• PROBLEM REQUIREMENTS:
Count how many lines mention the word "管理用テンプレート". Write that number alone.

• RECORDS FOR PROCESSING:
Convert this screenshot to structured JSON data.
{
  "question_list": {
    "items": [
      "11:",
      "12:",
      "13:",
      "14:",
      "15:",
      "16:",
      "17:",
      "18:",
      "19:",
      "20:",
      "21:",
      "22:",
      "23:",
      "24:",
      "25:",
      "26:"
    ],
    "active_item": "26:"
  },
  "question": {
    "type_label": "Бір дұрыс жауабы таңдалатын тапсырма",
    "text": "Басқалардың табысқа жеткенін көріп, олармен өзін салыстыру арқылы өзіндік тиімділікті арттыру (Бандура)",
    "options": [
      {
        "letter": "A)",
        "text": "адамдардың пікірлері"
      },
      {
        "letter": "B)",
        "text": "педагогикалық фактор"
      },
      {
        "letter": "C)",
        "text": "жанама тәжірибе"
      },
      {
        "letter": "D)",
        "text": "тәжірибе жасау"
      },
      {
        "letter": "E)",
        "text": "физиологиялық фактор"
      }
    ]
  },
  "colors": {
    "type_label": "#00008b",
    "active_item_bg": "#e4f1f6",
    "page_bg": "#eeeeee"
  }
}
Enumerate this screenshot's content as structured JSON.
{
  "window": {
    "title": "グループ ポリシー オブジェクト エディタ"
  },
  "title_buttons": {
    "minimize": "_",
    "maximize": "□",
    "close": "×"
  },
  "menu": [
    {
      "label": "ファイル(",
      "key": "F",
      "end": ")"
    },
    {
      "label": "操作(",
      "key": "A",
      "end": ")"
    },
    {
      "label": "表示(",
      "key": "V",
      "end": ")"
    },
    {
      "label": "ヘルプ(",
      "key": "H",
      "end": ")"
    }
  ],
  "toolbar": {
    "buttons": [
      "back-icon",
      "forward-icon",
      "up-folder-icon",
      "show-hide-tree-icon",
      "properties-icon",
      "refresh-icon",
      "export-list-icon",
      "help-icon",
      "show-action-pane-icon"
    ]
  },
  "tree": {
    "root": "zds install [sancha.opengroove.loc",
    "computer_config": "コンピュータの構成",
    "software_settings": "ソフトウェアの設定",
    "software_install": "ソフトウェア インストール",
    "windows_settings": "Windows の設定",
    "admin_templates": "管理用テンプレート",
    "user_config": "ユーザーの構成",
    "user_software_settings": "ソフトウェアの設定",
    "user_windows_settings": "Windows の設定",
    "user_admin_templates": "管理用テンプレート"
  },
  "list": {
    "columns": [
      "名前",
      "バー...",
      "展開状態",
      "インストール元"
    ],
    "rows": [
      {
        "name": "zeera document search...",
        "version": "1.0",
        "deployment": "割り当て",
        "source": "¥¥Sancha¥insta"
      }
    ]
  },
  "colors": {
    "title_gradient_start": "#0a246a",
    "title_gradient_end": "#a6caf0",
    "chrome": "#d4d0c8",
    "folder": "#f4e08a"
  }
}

• COMPLETED EXERCISE:
2